■ **Supplied records**:
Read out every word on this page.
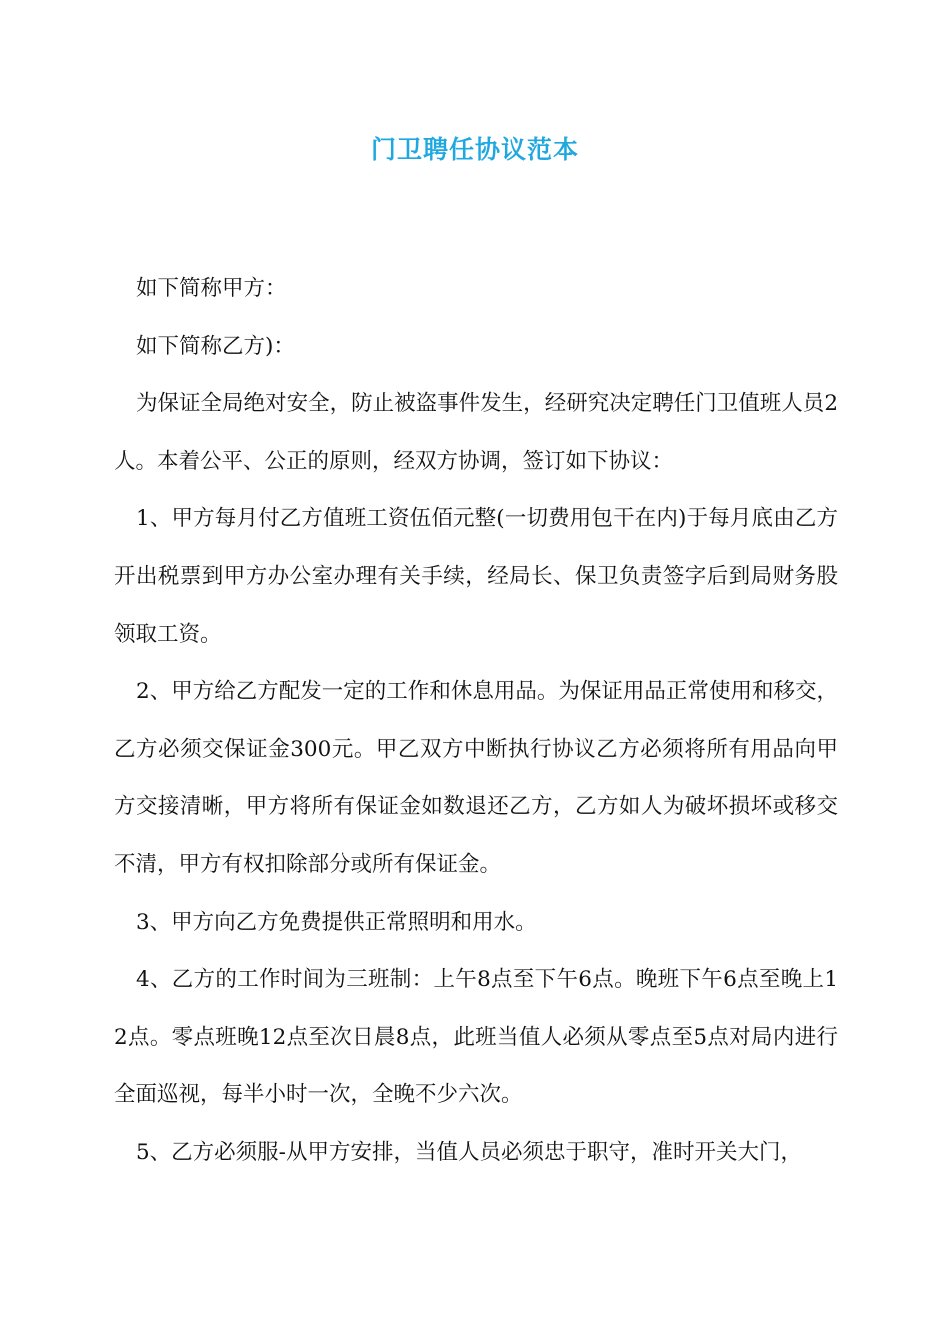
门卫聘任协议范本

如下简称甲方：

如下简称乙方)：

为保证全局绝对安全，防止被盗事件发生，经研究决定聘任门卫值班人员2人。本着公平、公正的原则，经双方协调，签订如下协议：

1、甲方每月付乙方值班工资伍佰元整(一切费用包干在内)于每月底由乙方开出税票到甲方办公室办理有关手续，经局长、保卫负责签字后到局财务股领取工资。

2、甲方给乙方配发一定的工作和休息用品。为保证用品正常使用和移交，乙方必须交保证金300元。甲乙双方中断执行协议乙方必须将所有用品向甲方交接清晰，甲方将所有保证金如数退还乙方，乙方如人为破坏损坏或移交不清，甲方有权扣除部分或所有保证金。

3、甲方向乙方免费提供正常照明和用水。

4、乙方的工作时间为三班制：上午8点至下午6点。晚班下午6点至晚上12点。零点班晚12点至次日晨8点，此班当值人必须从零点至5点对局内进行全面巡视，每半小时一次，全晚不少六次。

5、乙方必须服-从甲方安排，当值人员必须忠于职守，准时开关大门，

---

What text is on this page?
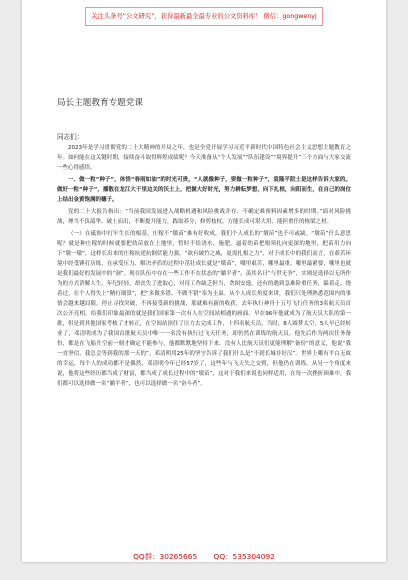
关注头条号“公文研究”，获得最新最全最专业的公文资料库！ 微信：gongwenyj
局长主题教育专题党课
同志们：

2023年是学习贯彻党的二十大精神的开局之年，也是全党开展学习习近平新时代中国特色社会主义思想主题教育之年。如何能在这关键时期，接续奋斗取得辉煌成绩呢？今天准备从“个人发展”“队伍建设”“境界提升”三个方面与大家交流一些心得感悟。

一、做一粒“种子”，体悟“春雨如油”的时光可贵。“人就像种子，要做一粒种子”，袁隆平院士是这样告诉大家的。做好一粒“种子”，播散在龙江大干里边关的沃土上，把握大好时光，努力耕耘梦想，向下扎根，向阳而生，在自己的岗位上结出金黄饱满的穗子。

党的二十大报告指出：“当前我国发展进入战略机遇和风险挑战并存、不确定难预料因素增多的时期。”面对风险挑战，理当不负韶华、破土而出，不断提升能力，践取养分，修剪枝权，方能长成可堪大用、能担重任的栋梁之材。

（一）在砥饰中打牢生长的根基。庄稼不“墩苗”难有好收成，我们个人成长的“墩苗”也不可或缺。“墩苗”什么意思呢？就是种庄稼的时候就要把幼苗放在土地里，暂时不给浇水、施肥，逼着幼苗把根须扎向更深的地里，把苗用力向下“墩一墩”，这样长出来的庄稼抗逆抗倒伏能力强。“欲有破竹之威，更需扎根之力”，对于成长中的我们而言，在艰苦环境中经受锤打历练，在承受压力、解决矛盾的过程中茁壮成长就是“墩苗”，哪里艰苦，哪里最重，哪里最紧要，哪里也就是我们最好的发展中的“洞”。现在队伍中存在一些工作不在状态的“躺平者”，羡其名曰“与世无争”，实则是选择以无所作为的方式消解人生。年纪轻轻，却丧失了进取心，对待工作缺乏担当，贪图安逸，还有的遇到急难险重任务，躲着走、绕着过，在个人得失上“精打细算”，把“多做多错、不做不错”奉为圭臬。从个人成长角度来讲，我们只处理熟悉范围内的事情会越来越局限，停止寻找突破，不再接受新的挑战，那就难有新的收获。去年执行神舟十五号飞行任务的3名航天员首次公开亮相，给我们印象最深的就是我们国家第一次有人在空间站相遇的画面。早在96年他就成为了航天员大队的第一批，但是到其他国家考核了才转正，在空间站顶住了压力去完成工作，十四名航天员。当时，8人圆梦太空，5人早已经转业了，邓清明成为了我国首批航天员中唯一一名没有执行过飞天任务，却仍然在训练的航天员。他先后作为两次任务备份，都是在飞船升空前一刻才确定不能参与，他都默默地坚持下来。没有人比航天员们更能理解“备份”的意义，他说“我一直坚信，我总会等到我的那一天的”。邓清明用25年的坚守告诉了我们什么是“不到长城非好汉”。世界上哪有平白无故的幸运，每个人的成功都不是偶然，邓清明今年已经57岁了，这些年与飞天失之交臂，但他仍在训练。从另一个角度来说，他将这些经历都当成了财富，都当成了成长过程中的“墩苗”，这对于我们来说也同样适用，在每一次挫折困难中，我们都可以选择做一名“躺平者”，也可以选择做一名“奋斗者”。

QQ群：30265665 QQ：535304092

■ **Set exercise**: Using the listing above, show each line holding the string "this".

■ **Exercise result**:
Read out every word on this page.
What text is on this page?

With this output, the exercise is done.